**Work to be completed**:
Write out the records below once more, exactly as they stand.

**Entries shown**:
▬▬▬▬▬▬▬▬▬▬

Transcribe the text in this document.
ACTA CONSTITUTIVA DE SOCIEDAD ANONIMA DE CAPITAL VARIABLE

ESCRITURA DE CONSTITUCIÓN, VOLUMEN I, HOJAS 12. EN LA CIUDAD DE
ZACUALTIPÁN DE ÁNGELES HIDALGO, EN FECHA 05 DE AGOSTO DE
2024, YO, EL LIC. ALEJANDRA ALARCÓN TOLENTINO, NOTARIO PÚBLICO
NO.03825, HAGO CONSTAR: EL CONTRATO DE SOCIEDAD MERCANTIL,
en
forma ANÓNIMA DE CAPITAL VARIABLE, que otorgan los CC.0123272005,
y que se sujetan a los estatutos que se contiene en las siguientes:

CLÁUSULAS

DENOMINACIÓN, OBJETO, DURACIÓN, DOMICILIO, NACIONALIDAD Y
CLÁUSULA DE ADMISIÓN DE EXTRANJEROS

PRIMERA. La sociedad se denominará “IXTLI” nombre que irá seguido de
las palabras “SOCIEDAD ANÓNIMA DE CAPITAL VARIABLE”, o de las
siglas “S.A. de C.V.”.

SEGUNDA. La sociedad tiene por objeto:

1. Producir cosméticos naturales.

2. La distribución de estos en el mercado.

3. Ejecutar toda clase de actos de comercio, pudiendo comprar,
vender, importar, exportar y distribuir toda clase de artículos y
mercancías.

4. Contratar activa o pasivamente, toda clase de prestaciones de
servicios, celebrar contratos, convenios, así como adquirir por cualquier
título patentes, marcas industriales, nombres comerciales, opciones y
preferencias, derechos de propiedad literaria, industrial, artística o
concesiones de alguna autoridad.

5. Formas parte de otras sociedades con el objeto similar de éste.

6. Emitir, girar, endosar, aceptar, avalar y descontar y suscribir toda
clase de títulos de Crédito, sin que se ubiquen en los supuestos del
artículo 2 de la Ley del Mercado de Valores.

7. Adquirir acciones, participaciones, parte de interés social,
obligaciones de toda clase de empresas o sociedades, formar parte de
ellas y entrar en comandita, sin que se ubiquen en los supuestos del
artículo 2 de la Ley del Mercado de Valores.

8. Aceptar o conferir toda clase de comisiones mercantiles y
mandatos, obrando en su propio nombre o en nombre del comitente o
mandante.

▬▬▬▬▬▬▬▬▬▬

**Response below**:
Transcribe the text in this document.
ACTA CONSTITUTIVA DE SOCIEDAD ANONIMA DE CAPITAL VARIABLE

ESCRITURA DE CONSTITUCIÓN, VOLUMEN I, HOJAS 12. EN LA CIUDAD DE
ZACUALTIPÁN DE ÁNGELES HIDALGO, EN FECHA 05 DE AGOSTO DE
2024, YO, EL LIC. ALEJANDRA ALARCÓN TOLENTINO, NOTARIO PÚBLICO
NO.03825, HAGO CONSTAR: EL CONTRATO DE SOCIEDAD MERCANTIL,
en
forma ANÓNIMA DE CAPITAL VARIABLE, que otorgan los CC.0123272005,
y que se sujetan a los estatutos que se contiene en las siguientes:

CLÁUSULAS

DENOMINACIÓN, OBJETO, DURACIÓN, DOMICILIO, NACIONALIDAD Y
CLÁUSULA DE ADMISIÓN DE EXTRANJEROS

PRIMERA. La sociedad se denominará “IXTLI” nombre que irá seguido de
las palabras “SOCIEDAD ANÓNIMA DE CAPITAL VARIABLE”, o de las
siglas “S.A. de C.V.”.

SEGUNDA. La sociedad tiene por objeto:

1. Producir cosméticos naturales.

2. La distribución de estos en el mercado.

3. Ejecutar toda clase de actos de comercio, pudiendo comprar,
vender, importar, exportar y distribuir toda clase de artículos y
mercancías.

4. Contratar activa o pasivamente, toda clase de prestaciones de
servicios, celebrar contratos, convenios, así como adquirir por cualquier
título patentes, marcas industriales, nombres comerciales, opciones y
preferencias, derechos de propiedad literaria, industrial, artística o
concesiones de alguna autoridad.

5. Formas parte de otras sociedades con el objeto similar de éste.

6. Emitir, girar, endosar, aceptar, avalar y descontar y suscribir toda
clase de títulos de Crédito, sin que se ubiquen en los supuestos del
artículo 2 de la Ley del Mercado de Valores.

7. Adquirir acciones, participaciones, parte de interés social,
obligaciones de toda clase de empresas o sociedades, formar parte de
ellas y entrar en comandita, sin que se ubiquen en los supuestos del
artículo 2 de la Ley del Mercado de Valores.

8. Aceptar o conferir toda clase de comisiones mercantiles y
mandatos, obrando en su propio nombre o en nombre del comitente o
mandante.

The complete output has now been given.